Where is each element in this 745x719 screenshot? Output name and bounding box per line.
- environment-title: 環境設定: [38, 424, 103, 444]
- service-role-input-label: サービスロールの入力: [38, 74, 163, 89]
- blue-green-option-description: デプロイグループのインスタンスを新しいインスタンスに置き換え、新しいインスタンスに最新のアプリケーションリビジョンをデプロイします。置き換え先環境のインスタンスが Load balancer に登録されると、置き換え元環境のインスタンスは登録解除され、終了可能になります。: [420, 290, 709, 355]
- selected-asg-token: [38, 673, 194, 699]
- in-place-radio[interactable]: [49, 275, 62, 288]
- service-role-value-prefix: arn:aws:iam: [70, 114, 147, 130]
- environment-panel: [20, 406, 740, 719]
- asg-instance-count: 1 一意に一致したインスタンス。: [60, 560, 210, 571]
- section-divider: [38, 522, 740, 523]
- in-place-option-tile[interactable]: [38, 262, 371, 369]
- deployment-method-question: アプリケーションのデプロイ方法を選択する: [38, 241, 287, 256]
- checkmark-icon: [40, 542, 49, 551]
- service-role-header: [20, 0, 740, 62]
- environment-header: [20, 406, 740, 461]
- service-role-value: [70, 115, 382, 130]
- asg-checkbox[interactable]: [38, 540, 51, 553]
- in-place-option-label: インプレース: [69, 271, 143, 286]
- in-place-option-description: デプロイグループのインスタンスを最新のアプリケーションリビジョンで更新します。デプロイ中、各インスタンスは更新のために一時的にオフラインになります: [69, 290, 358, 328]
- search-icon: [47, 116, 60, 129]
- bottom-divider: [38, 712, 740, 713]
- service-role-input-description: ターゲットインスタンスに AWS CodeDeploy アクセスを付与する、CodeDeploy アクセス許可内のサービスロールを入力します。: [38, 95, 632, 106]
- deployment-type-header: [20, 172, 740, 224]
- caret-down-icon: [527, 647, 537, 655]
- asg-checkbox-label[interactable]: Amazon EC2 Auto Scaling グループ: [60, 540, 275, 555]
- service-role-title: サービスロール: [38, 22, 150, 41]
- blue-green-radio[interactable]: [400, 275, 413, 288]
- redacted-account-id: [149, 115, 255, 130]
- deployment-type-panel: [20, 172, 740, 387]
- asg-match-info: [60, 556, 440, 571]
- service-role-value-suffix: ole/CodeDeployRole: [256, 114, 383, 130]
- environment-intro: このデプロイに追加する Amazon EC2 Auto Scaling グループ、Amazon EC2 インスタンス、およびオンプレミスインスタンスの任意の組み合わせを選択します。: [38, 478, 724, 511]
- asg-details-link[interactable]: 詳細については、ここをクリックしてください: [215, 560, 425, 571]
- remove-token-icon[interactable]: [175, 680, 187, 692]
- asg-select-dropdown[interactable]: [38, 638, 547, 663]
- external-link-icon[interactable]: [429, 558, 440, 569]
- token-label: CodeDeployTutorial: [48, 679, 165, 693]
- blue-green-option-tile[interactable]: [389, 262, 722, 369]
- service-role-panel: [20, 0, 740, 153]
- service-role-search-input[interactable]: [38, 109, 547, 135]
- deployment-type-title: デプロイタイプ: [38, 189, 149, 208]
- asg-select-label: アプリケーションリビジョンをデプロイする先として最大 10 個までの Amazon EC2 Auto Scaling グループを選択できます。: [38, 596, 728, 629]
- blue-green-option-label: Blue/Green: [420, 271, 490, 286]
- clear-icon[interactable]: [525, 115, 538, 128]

——————————

¿Qué líneas de los ítems de arriba contienen la cadena "search"? Extráelas y cópialas completas, teniendo en cuenta que las mayúsculas y minúsculas cuentan.

- search-icon: [47, 116, 60, 129]
- service-role-search-input[interactable]: [38, 109, 547, 135]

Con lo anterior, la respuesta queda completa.